EXERCISE TASK: Seek out every line containing the word "school", and copy each.

** Begin DATA **

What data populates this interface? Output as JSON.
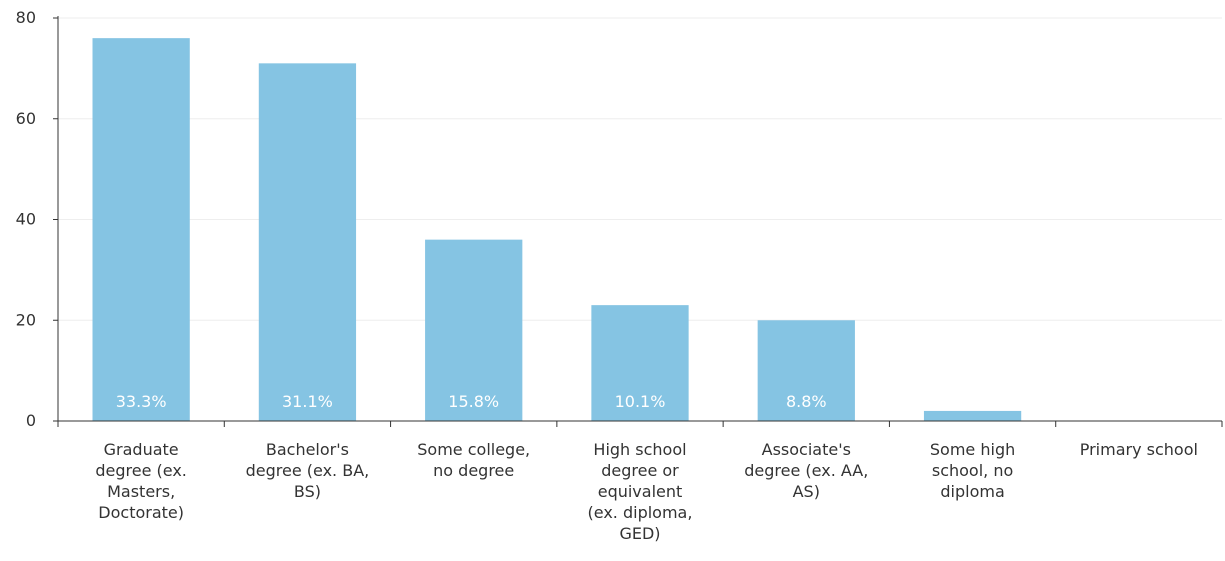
{
  "chart_data": {
    "type": "bar",
    "title": "",
    "xlabel": "",
    "ylabel": "",
    "ylim": [
      0,
      80
    ],
    "yticks": [
      0,
      20,
      40,
      60,
      80
    ],
    "grid": true,
    "bar_color": "#85c4e3",
    "categories": [
      [
        "Graduate",
        "degree (ex.",
        "Masters,",
        "Doctorate)"
      ],
      [
        "Bachelor's",
        "degree (ex. BA,",
        "BS)"
      ],
      [
        "Some college,",
        "no degree"
      ],
      [
        "High school",
        "degree or",
        "equivalent",
        "(ex. diploma,",
        "GED)"
      ],
      [
        "Associate's",
        "degree (ex. AA,",
        "AS)"
      ],
      [
        "Some high",
        "school, no",
        "diploma"
      ],
      [
        "Primary school"
      ]
    ],
    "values": [
      76,
      71,
      36,
      23,
      20,
      2,
      0
    ],
    "data_labels": [
      "33.3%",
      "31.1%",
      "15.8%",
      "10.1%",
      "8.8%",
      "",
      ""
    ]
  }
}
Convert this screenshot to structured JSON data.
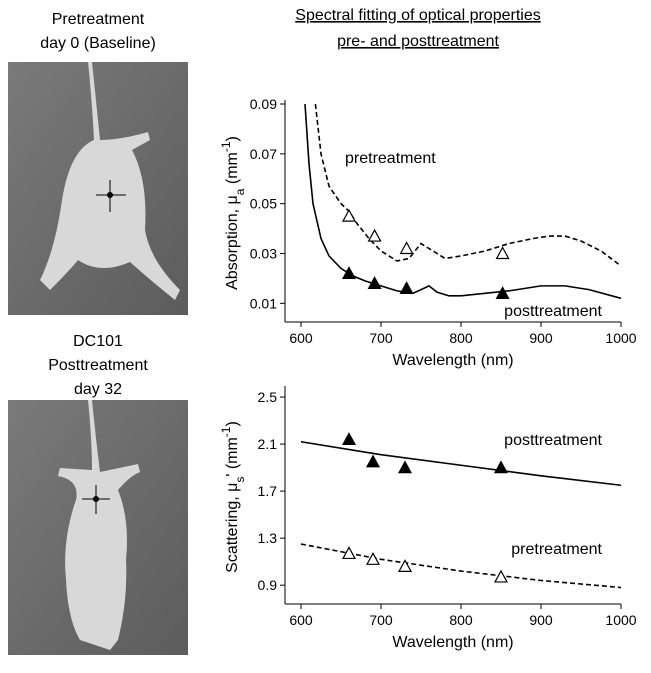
{
  "title": [
    "Spectral fitting of optical properties",
    "pre- and posttreatment"
  ],
  "photos": [
    {
      "label": [
        "Pretreatment",
        "day 0 (Baseline)"
      ]
    },
    {
      "label": [
        "DC101",
        "Posttreatment",
        "day 32"
      ]
    }
  ],
  "chart_data": [
    {
      "type": "line",
      "xlabel": "Wavelength (nm)",
      "ylabel": [
        "Absorption, μ",
        "a",
        " (mm",
        "-1",
        ")"
      ],
      "xlim": [
        580,
        1000
      ],
      "xticks": [
        600,
        700,
        800,
        900,
        1000
      ],
      "ylim": [
        0.0025,
        0.09
      ],
      "yticks": [
        0.01,
        0.03,
        0.05,
        0.07,
        0.09
      ],
      "series": [
        {
          "name": "pretreatment",
          "color": "#000000",
          "dashed": true,
          "marker": "open",
          "x": [
            618,
            625,
            635,
            650,
            660,
            670,
            685,
            700,
            720,
            735,
            750,
            765,
            780,
            800,
            830,
            860,
            890,
            910,
            930,
            950,
            975,
            1000
          ],
          "values": [
            0.09,
            0.07,
            0.057,
            0.05,
            0.047,
            0.042,
            0.036,
            0.031,
            0.027,
            0.028,
            0.034,
            0.031,
            0.028,
            0.029,
            0.031,
            0.034,
            0.036,
            0.037,
            0.037,
            0.035,
            0.031,
            0.025
          ],
          "measured_x": [
            660,
            692,
            732,
            852
          ],
          "measured": [
            0.045,
            0.037,
            0.032,
            0.03
          ]
        },
        {
          "name": "posttreatment",
          "color": "#000000",
          "dashed": false,
          "marker": "filled",
          "x": [
            605,
            610,
            615,
            625,
            635,
            650,
            665,
            680,
            700,
            720,
            740,
            750,
            760,
            770,
            785,
            800,
            830,
            860,
            900,
            930,
            960,
            1000
          ],
          "values": [
            0.09,
            0.066,
            0.05,
            0.036,
            0.029,
            0.024,
            0.021,
            0.019,
            0.017,
            0.015,
            0.014,
            0.0155,
            0.017,
            0.0145,
            0.013,
            0.013,
            0.014,
            0.015,
            0.017,
            0.017,
            0.0155,
            0.012
          ],
          "measured_x": [
            660,
            692,
            732,
            852
          ],
          "measured": [
            0.022,
            0.018,
            0.016,
            0.014
          ]
        }
      ]
    },
    {
      "type": "line",
      "xlabel": "Wavelength (nm)",
      "ylabel": [
        "Scattering, μ",
        "s",
        "' (mm",
        "-1",
        ")"
      ],
      "xlim": [
        580,
        1000
      ],
      "xticks": [
        600,
        700,
        800,
        900,
        1000
      ],
      "ylim": [
        0.74,
        2.56
      ],
      "yticks": [
        0.9,
        1.3,
        1.7,
        2.1,
        2.5
      ],
      "series": [
        {
          "name": "posttreatment",
          "color": "#000000",
          "dashed": false,
          "marker": "filled",
          "x": [
            600,
            700,
            800,
            900,
            1000
          ],
          "values": [
            2.12,
            2.01,
            1.92,
            1.83,
            1.75
          ],
          "measured_x": [
            660,
            690,
            730,
            850
          ],
          "measured": [
            2.14,
            1.95,
            1.9,
            1.9
          ]
        },
        {
          "name": "pretreatment",
          "color": "#000000",
          "dashed": true,
          "marker": "open",
          "x": [
            600,
            700,
            800,
            900,
            1000
          ],
          "values": [
            1.25,
            1.12,
            1.02,
            0.94,
            0.88
          ],
          "measured_x": [
            660,
            690,
            730,
            850
          ],
          "measured": [
            1.17,
            1.12,
            1.06,
            0.97
          ]
        }
      ]
    }
  ]
}
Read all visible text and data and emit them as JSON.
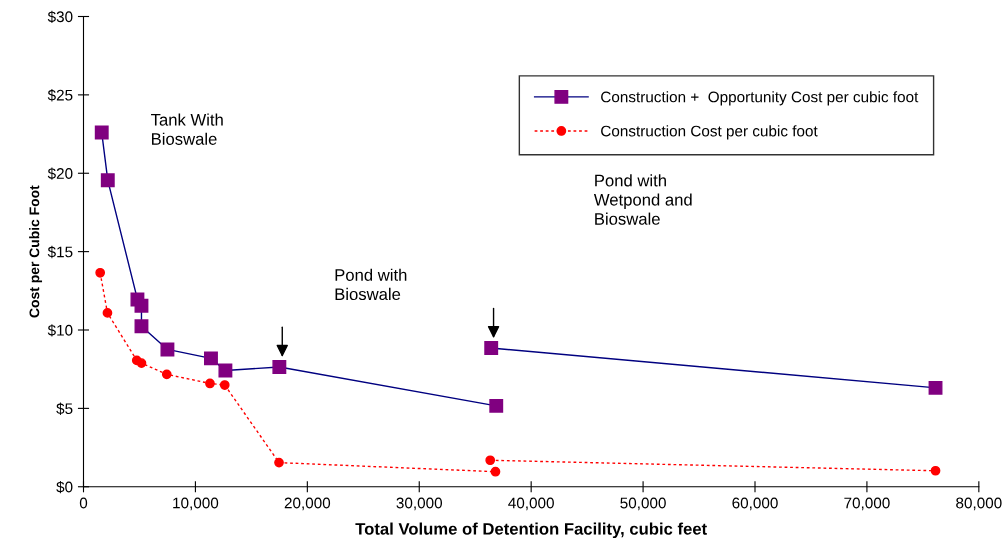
{
  "chart_data": {
    "type": "line",
    "xlabel": "Total Volume of Detention Facility, cubic feet",
    "ylabel": "Cost per Cubic Foot",
    "series": [
      {
        "name": "Construction +  Opportunity Cost per cubic foot",
        "color": "#000080",
        "marker": "square",
        "line_style": "solid",
        "x": [
          1630,
          2170,
          4820,
          5180,
          5180,
          7500,
          11390,
          12680,
          17500,
          36880,
          null,
          36430,
          76130
        ],
        "values": [
          22.6,
          19.55,
          11.95,
          11.55,
          10.24,
          8.76,
          8.19,
          7.42,
          7.64,
          5.16,
          null,
          8.85,
          6.31
        ]
      },
      {
        "name": "Construction Cost per cubic foot",
        "color": "#ff0000",
        "marker": "circle",
        "line_style": "dotted",
        "x": [
          1490,
          2140,
          4760,
          5180,
          7440,
          11300,
          12620,
          17470,
          36810,
          null,
          36340,
          76130
        ],
        "values": [
          13.65,
          11.09,
          8.06,
          7.89,
          7.17,
          6.59,
          6.49,
          1.54,
          0.96,
          null,
          1.69,
          1.02
        ]
      }
    ],
    "xlim": [
      0,
      80000
    ],
    "xticks": [
      0,
      {
        "value": 10000,
        "label": "10,000"
      },
      {
        "value": 20000,
        "label": "20,000"
      },
      {
        "value": 30000,
        "label": "30,000"
      },
      {
        "value": 40000,
        "label": "40,000"
      },
      {
        "value": 50000,
        "label": "50,000"
      },
      {
        "value": 60000,
        "label": "60,000"
      },
      {
        "value": 70000,
        "label": "70,000"
      },
      {
        "value": 80000,
        "label": "80,000"
      }
    ],
    "ylim": [
      0,
      30
    ],
    "yticks": [
      {
        "value": 0,
        "label": "$0"
      },
      {
        "value": 5,
        "label": "$5"
      },
      {
        "value": 10,
        "label": "$10"
      },
      {
        "value": 15,
        "label": "$15"
      },
      {
        "value": 20,
        "label": "$20"
      },
      {
        "value": 25,
        "label": "$25"
      },
      {
        "value": 30,
        "label": "$30"
      }
    ],
    "annotations": [
      "Tank With\nBioswale",
      "Pond with\nBioswale",
      "Pond with\nWetpond and\nBioswale"
    ],
    "legend": "top right",
    "grid": false
  }
}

** End DATA **

FULL RESPONSE:
        "High school",
        "school, no",
        "Primary school"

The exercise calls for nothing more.